• _Stated exercise_:
Locate and copy all lines bearing the word "components".

-- START Entries shown --

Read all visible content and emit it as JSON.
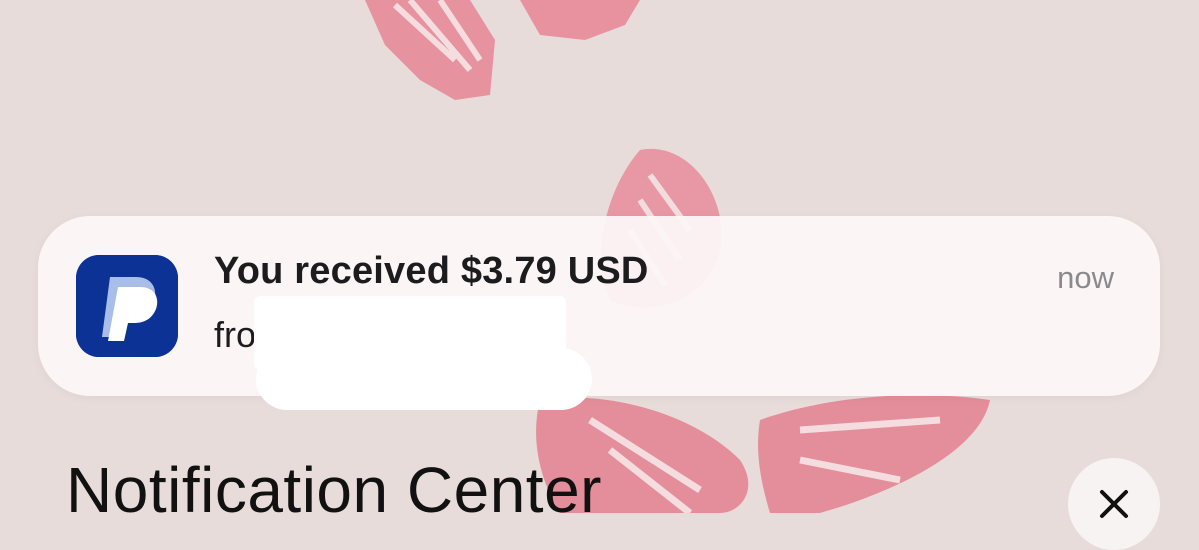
{
  "notification": {
    "app_icon": "paypal-icon",
    "title": "You received $3.79 USD",
    "body_visible": "from",
    "time": "now"
  },
  "notification_center": {
    "title": "Notification Center",
    "close_icon": "close-icon"
  },
  "colors": {
    "paypal_blue": "#0d3296",
    "butterfly_pink": "#e88a99",
    "wallpaper": "#e7dcd9"
  }
}
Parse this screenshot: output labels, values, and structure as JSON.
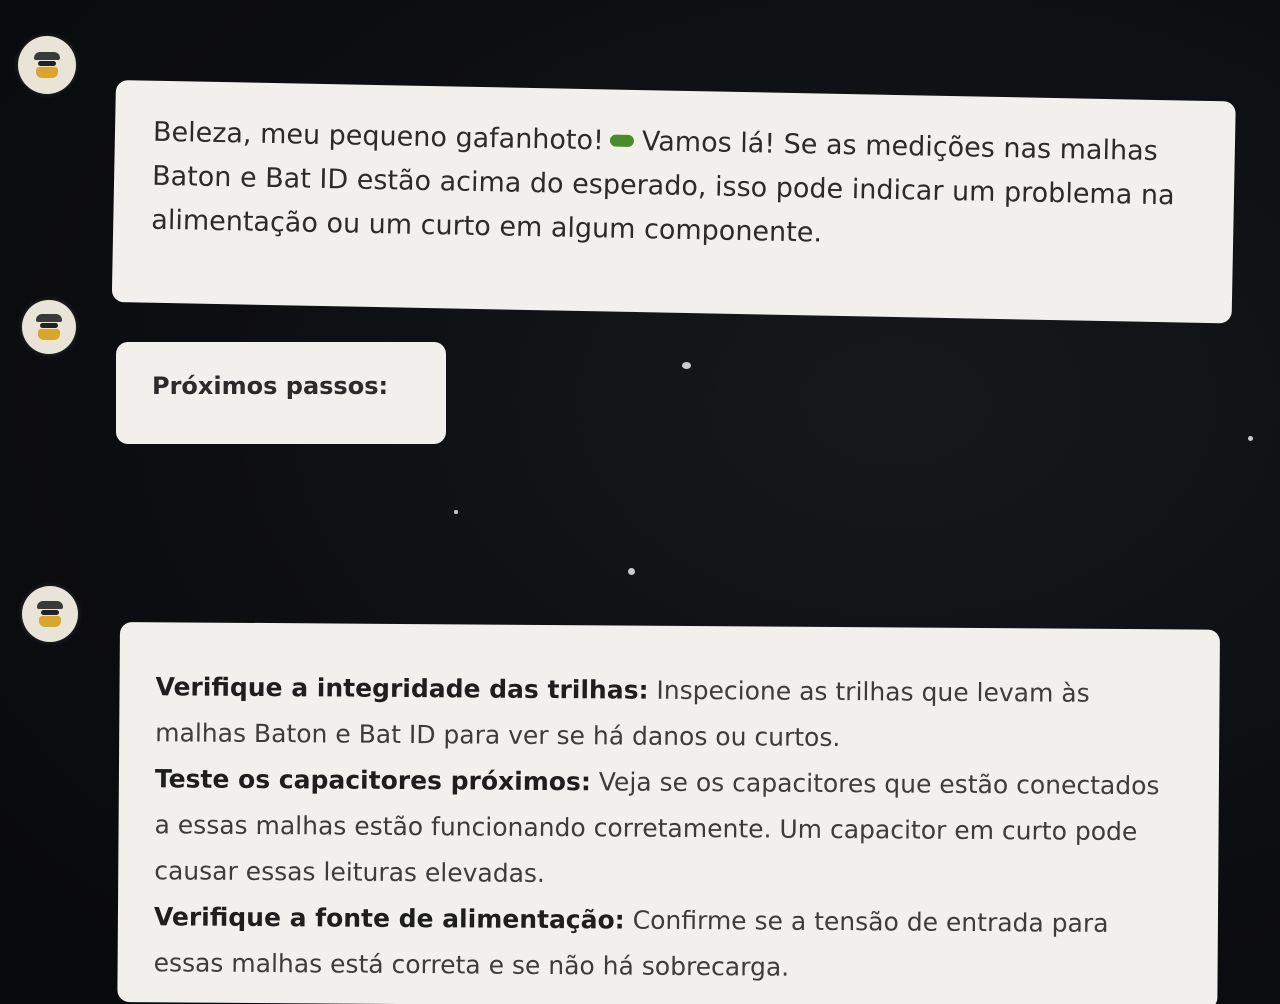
{
  "messages": [
    {
      "avatar_icon": "minion-icon",
      "text_before_emoji": "Beleza, meu pequeno gafanhoto!",
      "emoji_icon": "grasshopper-icon",
      "text_after_emoji": "Vamos lá! Se as medições nas malhas Baton e Bat ID estão acima do esperado, isso pode indicar um problema na alimentação ou um curto em algum componente."
    },
    {
      "avatar_icon": "minion-icon",
      "heading": "Próximos passos:"
    },
    {
      "avatar_icon": "minion-icon",
      "items": [
        {
          "title": "Verifique a integridade das trilhas:",
          "text": "Inspecione as trilhas que levam às malhas Baton e Bat ID para ver se há danos ou curtos."
        },
        {
          "title": "Teste os capacitores próximos:",
          "text": "Veja se os capacitores que estão conectados a essas malhas estão funcionando corretamente. Um capacitor em curto pode causar essas leituras elevadas."
        },
        {
          "title": "Verifique a fonte de alimentação:",
          "text": "Confirme se a tensão de entrada para essas malhas está correta e se não há sobrecarga."
        }
      ]
    }
  ],
  "colors": {
    "background": "#0d0e11",
    "bubble": "#f1f0ec",
    "text": "#2b2b2b"
  }
}
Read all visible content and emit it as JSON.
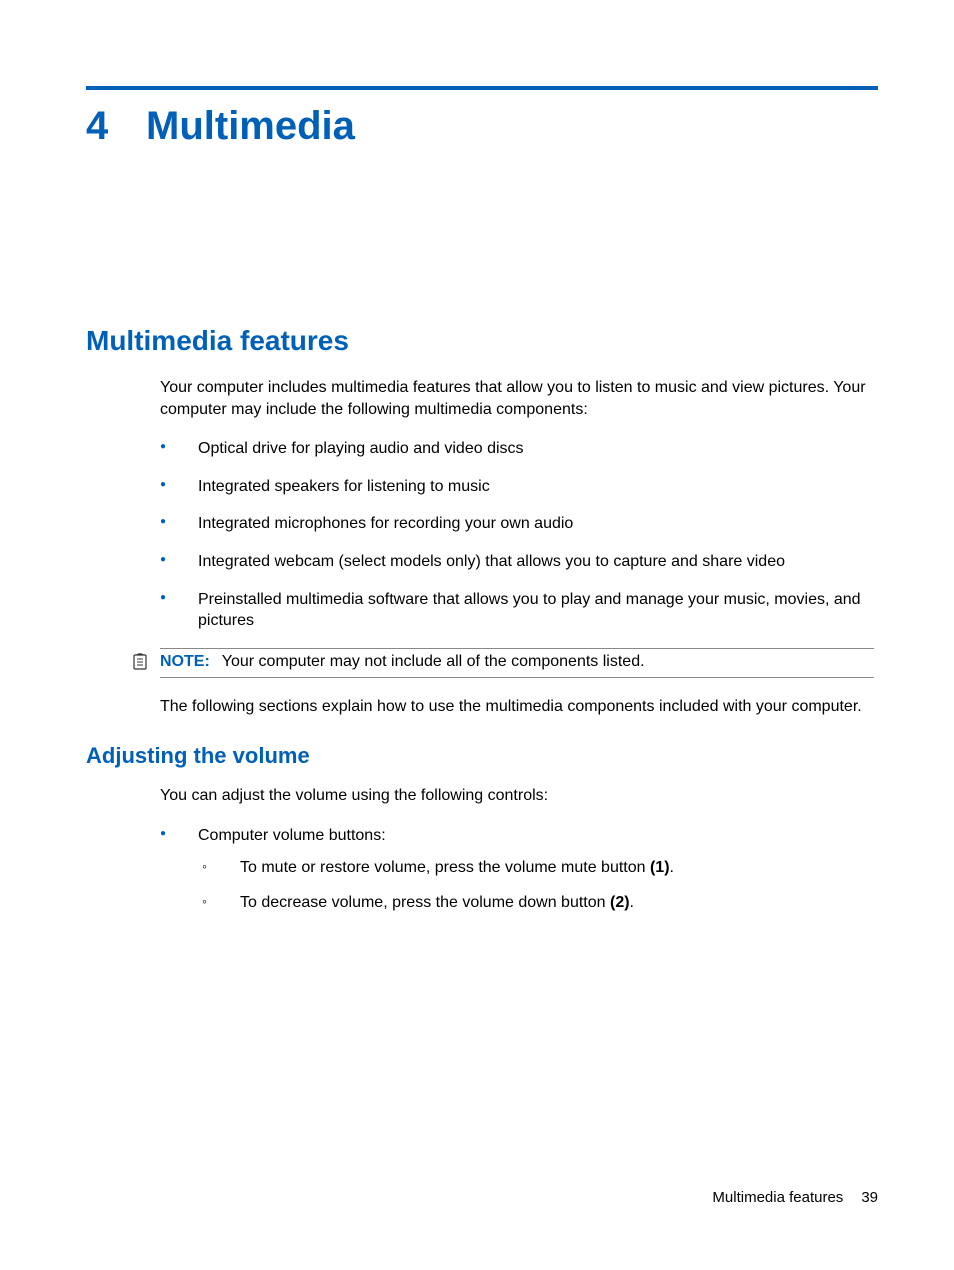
{
  "chapter": {
    "number": "4",
    "title": "Multimedia"
  },
  "section": {
    "heading": "Multimedia features"
  },
  "intro": "Your computer includes multimedia features that allow you to listen to music and view pictures. Your computer may include the following multimedia components:",
  "bullets": [
    "Optical drive for playing audio and video discs",
    "Integrated speakers for listening to music",
    "Integrated microphones for recording your own audio",
    "Integrated webcam (select models only) that allows you to capture and share video",
    "Preinstalled multimedia software that allows you to play and manage your music, movies, and pictures"
  ],
  "note": {
    "label": "NOTE:",
    "text": "Your computer may not include all of the components listed."
  },
  "after_note": "The following sections explain how to use the multimedia components included with your computer.",
  "subsection": {
    "heading": "Adjusting the volume"
  },
  "sub_intro": "You can adjust the volume using the following controls:",
  "sub_bullet_parent": "Computer volume buttons:",
  "sub_bullets": [
    {
      "prefix": "To mute or restore volume, press the volume mute button ",
      "ref": "(1)",
      "suffix": "."
    },
    {
      "prefix": "To decrease volume, press the volume down button ",
      "ref": "(2)",
      "suffix": "."
    }
  ],
  "footer": {
    "section": "Multimedia features",
    "page": "39"
  }
}
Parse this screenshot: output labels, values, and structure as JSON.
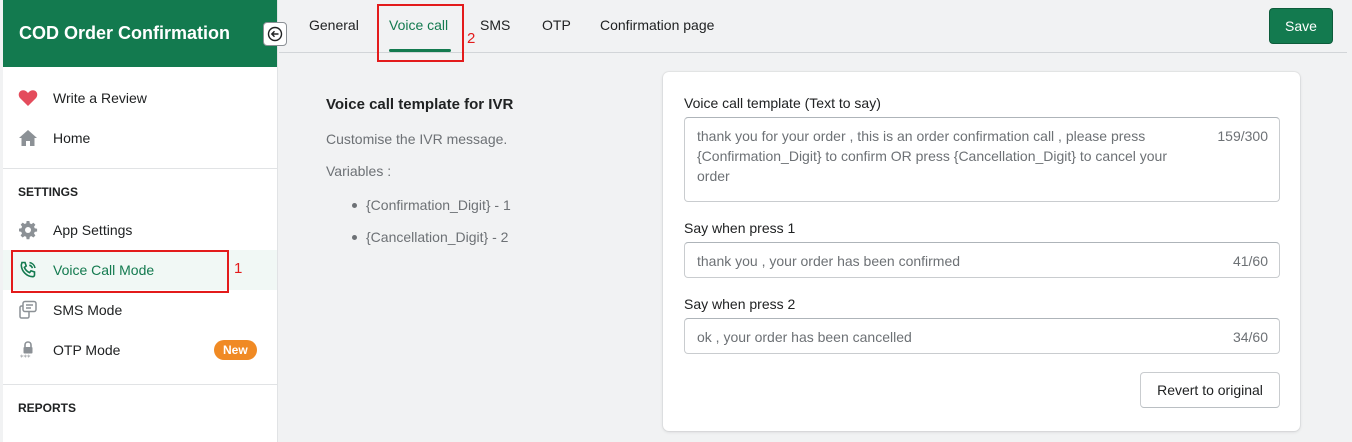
{
  "app": {
    "title": "COD Order Confirmation"
  },
  "sidebar": {
    "items": [
      {
        "label": "Write a Review",
        "icon": "heart-icon"
      },
      {
        "label": "Home",
        "icon": "home-icon"
      }
    ],
    "settings_label": "SETTINGS",
    "settings_items": [
      {
        "label": "App Settings",
        "icon": "gear-icon"
      },
      {
        "label": "Voice Call Mode",
        "icon": "phone-call-icon",
        "active": true
      },
      {
        "label": "SMS Mode",
        "icon": "sms-icon"
      },
      {
        "label": "OTP Mode",
        "icon": "otp-lock-icon",
        "badge": "New"
      }
    ],
    "reports_label": "REPORTS"
  },
  "tabs": [
    {
      "label": "General"
    },
    {
      "label": "Voice call",
      "active": true
    },
    {
      "label": "SMS"
    },
    {
      "label": "OTP"
    },
    {
      "label": "Confirmation page"
    }
  ],
  "toolbar": {
    "save_label": "Save"
  },
  "description": {
    "title": "Voice call template for IVR",
    "text": "Customise the IVR message.",
    "variables_label": "Variables :",
    "variables": [
      "{Confirmation_Digit} - 1",
      "{Cancellation_Digit} - 2"
    ]
  },
  "form": {
    "template": {
      "label": "Voice call template (Text to say)",
      "value": "thank you for your order , this is an order confirmation call , please press {Confirmation_Digit} to confirm OR press {Cancellation_Digit} to cancel your order",
      "count": "159/300"
    },
    "press1": {
      "label": "Say when press 1",
      "value": "thank you , your order has been confirmed",
      "count": "41/60"
    },
    "press2": {
      "label": "Say when press 2",
      "value": "ok , your order has been cancelled",
      "count": "34/60"
    },
    "revert_label": "Revert to original"
  },
  "annotations": {
    "one": "1",
    "two": "2"
  },
  "colors": {
    "brand": "#137a4f",
    "badge": "#f08a24",
    "annotation": "#e31b1b"
  }
}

-- END Entries shown --

• _Response below_:
  "intro": "Your computer includes multimedia features that allow you to listen to music and view pictures. Your computer may include the following multimedia components:",
    "text": "Your computer may not include all of the components listed."
  "after_note": "The following sections explain how to use the multimedia components included with your computer.",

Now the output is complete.